- _Task directions_:
Supply the number of lines in the listing below in which the word "centers" occurs, and nothing else.

----- Supplied data -----

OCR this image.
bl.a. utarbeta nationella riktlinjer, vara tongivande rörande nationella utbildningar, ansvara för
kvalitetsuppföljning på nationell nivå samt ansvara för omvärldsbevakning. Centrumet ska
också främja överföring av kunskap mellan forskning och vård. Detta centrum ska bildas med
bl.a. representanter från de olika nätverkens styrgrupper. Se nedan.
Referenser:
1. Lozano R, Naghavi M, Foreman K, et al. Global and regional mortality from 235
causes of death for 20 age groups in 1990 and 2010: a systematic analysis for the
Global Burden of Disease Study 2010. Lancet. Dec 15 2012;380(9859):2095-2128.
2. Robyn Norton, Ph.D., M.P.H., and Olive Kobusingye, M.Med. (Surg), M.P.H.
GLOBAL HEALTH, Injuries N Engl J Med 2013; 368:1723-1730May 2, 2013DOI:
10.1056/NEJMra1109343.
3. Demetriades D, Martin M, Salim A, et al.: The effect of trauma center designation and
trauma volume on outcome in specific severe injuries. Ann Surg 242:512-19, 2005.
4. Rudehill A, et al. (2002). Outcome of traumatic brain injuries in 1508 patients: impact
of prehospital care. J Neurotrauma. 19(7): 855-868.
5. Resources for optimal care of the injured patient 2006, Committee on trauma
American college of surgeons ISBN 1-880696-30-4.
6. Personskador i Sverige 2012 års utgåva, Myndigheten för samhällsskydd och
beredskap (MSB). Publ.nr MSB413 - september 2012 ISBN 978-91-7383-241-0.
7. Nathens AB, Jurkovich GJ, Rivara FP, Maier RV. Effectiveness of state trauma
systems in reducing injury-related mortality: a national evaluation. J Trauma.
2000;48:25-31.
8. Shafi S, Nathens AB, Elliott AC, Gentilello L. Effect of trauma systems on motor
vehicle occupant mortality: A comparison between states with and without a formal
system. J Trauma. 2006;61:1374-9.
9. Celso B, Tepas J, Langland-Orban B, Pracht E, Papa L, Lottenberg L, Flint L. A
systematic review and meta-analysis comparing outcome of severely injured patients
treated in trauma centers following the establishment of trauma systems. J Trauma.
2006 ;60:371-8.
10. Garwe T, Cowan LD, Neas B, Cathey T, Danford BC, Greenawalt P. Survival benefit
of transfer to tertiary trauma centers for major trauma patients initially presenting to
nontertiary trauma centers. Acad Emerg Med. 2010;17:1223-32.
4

-----

- _Finished task_:
3